» EXERCISE REQUIREMENTS:
Find out how many lines of the material contain the string "bottom" and give only that figure.

[Excerpt from a dataset]
-----
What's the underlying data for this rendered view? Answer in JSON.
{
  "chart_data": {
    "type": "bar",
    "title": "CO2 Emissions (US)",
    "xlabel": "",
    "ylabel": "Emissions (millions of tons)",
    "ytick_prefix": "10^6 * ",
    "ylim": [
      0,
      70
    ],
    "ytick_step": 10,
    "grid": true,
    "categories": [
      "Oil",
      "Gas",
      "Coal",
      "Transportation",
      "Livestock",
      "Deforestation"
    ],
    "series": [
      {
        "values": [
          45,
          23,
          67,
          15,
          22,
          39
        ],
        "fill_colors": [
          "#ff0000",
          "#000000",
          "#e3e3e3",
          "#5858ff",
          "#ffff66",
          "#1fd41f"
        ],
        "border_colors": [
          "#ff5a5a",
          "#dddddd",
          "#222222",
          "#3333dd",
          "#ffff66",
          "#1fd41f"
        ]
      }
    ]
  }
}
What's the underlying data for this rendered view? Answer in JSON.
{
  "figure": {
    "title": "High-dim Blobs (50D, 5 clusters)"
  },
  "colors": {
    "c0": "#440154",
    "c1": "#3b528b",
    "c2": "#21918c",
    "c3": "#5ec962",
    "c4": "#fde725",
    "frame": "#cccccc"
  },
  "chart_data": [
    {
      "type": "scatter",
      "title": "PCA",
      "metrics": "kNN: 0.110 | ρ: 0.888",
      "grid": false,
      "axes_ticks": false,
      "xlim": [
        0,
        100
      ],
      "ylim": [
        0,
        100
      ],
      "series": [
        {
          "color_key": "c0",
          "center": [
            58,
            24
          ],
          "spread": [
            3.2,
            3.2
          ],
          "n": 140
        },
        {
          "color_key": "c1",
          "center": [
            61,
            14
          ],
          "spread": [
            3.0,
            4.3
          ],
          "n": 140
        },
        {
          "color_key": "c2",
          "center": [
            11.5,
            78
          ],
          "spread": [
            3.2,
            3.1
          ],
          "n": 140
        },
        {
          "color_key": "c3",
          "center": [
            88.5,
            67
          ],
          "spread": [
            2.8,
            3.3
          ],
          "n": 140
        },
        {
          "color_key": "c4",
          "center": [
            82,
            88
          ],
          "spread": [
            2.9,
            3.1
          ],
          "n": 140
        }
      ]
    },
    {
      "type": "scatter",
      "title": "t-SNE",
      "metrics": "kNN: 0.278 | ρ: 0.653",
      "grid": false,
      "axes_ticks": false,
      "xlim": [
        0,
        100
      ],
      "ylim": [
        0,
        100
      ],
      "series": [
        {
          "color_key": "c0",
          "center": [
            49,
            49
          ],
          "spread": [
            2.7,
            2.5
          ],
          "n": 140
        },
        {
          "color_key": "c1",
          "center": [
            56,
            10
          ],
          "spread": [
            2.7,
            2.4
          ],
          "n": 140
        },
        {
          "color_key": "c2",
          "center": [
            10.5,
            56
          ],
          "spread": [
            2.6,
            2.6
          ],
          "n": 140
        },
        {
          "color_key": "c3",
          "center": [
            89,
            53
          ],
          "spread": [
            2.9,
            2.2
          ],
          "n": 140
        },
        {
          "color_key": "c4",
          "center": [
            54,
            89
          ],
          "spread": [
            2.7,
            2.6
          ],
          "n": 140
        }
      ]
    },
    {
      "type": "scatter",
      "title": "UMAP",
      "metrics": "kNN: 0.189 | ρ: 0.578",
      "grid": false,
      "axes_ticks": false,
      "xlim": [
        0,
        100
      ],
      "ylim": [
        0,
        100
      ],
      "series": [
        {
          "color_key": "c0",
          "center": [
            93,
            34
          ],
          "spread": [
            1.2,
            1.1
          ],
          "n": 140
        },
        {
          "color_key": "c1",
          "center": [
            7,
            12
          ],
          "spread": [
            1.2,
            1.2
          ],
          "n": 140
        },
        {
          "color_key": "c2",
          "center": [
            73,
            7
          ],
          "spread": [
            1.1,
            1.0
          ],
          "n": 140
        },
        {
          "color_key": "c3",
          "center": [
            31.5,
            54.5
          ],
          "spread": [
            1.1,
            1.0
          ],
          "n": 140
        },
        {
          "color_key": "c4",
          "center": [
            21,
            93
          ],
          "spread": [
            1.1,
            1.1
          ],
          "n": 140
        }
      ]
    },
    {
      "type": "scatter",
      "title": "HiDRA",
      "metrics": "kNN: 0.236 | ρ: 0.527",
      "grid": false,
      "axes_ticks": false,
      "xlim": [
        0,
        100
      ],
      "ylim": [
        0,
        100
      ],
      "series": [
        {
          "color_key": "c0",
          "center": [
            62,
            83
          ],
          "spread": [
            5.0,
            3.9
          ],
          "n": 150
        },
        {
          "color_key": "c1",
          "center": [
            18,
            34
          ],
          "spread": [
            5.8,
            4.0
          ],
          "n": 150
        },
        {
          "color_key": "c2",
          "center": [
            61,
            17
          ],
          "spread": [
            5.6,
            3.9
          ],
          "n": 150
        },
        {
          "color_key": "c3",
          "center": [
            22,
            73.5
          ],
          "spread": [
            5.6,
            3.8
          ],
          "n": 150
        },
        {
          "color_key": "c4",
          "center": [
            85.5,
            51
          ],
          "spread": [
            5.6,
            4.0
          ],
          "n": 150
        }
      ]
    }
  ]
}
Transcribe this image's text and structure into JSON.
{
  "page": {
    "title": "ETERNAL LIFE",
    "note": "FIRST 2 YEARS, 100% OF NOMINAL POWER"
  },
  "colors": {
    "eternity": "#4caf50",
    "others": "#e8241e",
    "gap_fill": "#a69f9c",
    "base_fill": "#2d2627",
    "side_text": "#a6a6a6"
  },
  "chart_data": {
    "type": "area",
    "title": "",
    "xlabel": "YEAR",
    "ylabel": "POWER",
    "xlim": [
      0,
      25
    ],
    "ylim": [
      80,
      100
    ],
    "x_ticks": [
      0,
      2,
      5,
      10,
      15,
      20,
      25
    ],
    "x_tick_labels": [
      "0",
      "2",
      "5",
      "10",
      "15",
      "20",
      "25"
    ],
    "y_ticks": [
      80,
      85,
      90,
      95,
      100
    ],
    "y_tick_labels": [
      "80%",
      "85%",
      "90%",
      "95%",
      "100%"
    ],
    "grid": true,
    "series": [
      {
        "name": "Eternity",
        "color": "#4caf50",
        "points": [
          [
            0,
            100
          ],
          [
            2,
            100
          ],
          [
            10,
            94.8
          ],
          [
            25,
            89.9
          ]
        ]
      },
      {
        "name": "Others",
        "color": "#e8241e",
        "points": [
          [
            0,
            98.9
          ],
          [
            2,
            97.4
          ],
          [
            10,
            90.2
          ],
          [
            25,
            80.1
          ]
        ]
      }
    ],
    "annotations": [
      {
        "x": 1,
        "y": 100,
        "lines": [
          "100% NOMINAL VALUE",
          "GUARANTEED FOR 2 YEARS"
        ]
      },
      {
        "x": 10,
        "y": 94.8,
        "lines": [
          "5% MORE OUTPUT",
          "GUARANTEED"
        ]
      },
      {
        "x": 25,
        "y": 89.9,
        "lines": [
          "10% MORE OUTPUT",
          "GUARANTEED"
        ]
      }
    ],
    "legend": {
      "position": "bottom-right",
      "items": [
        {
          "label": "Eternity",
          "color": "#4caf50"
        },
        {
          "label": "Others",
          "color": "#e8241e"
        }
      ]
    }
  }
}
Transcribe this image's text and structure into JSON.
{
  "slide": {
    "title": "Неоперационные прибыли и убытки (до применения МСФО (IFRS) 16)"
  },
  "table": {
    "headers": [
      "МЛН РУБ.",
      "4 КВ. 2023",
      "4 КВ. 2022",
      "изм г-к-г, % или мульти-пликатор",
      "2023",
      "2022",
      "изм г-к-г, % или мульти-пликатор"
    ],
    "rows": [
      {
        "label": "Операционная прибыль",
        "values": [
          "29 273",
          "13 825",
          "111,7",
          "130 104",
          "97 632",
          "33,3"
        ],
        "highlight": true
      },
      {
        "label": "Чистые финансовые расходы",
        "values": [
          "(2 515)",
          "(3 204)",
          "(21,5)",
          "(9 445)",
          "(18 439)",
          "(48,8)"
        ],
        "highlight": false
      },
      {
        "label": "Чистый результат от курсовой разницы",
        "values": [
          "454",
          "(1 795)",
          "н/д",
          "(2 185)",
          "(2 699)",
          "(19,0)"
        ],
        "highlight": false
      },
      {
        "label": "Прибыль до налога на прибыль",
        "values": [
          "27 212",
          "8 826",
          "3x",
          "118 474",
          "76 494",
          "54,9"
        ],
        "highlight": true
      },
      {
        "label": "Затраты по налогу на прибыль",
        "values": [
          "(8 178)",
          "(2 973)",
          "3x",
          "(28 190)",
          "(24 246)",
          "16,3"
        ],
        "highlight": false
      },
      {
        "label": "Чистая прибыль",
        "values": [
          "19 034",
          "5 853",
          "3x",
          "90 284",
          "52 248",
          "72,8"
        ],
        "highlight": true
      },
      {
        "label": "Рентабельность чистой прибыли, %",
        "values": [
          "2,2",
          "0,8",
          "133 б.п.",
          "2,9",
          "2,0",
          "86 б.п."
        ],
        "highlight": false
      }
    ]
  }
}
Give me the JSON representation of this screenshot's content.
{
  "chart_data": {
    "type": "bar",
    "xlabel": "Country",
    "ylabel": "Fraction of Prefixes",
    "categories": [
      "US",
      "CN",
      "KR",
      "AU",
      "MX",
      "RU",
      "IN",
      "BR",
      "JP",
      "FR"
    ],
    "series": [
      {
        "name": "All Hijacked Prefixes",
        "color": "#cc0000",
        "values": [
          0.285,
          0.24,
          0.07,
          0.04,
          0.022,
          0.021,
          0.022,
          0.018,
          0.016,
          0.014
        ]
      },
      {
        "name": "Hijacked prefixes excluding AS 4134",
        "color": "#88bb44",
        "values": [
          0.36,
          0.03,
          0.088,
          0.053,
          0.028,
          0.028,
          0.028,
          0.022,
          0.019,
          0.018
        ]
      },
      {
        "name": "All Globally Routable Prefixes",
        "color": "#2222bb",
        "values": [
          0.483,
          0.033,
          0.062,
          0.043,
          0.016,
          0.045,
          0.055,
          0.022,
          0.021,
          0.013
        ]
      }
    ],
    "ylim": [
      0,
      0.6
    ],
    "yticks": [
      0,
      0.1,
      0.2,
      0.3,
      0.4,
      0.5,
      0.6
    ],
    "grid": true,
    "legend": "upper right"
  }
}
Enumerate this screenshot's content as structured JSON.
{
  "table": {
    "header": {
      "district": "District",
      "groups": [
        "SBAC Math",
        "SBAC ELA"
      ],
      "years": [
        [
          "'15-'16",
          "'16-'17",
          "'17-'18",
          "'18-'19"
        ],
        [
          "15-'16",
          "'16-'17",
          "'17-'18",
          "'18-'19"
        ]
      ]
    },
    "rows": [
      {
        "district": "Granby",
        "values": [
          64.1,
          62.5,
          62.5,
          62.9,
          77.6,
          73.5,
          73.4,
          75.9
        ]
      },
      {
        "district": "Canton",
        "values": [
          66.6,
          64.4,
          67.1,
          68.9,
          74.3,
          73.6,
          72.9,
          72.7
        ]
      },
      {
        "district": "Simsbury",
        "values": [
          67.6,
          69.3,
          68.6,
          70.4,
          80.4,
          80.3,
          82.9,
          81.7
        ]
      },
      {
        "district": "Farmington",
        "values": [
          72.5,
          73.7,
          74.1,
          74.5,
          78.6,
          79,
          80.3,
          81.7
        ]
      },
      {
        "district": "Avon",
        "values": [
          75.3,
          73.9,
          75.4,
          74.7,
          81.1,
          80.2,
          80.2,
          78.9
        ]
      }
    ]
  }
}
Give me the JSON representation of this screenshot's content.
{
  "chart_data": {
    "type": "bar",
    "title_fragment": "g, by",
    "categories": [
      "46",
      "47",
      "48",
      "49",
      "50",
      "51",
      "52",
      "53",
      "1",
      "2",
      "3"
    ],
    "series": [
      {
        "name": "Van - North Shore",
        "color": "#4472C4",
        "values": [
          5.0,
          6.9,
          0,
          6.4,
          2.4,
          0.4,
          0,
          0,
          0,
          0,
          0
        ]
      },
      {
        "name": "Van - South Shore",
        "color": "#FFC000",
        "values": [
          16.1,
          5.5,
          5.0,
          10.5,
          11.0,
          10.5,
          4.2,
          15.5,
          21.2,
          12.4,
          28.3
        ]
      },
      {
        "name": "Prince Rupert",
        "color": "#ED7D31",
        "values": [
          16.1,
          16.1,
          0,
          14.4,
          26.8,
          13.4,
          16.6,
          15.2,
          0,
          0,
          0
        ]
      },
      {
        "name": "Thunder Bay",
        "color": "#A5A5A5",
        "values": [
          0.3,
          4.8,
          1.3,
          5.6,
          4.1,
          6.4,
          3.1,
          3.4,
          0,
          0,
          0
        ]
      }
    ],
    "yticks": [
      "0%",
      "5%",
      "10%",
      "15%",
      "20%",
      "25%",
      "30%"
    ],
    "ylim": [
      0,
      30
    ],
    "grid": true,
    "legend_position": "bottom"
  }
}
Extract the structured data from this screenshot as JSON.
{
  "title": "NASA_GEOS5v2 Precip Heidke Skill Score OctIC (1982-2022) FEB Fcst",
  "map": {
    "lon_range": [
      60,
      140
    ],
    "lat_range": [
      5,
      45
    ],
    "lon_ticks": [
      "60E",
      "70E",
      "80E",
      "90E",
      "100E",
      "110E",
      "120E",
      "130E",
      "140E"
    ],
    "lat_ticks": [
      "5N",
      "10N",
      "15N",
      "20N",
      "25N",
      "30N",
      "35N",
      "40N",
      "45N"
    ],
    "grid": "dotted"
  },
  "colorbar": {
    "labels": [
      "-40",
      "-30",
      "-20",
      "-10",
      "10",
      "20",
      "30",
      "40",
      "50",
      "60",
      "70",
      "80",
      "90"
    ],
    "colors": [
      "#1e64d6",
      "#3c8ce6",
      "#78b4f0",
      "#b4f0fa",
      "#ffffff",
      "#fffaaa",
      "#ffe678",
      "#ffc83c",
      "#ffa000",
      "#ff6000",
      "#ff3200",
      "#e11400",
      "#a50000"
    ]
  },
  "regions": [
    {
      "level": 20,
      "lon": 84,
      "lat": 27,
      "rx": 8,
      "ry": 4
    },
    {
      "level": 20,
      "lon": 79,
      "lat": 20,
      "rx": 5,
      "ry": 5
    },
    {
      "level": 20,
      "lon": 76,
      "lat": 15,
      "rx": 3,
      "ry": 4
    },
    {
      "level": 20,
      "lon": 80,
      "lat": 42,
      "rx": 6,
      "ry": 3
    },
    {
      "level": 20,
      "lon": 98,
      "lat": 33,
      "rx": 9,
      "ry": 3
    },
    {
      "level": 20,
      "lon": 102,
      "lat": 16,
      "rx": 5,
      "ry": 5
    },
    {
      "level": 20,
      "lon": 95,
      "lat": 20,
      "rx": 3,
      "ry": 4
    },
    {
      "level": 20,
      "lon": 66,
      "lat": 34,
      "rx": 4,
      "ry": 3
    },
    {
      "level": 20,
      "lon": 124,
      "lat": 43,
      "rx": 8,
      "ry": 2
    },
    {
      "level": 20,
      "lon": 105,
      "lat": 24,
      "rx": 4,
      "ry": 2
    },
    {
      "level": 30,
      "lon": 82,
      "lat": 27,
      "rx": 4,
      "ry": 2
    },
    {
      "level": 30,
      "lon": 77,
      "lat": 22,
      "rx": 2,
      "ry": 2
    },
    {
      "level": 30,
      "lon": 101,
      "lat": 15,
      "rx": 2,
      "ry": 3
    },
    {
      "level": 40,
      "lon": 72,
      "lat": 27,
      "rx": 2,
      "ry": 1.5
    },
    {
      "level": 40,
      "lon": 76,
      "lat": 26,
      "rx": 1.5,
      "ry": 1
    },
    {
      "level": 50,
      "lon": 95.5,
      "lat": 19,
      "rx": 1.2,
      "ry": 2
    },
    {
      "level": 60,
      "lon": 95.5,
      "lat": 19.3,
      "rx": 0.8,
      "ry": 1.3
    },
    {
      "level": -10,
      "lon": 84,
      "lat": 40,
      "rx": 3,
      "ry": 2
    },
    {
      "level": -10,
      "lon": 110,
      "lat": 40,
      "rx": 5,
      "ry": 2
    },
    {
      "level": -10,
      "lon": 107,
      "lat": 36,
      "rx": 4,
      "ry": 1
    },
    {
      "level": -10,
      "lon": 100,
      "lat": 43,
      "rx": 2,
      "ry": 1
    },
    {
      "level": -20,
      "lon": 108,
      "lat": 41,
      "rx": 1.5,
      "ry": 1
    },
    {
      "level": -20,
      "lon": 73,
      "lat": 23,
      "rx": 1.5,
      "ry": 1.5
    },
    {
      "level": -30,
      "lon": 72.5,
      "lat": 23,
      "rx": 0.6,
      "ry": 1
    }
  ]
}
-----
» ANSWER BELOW:
2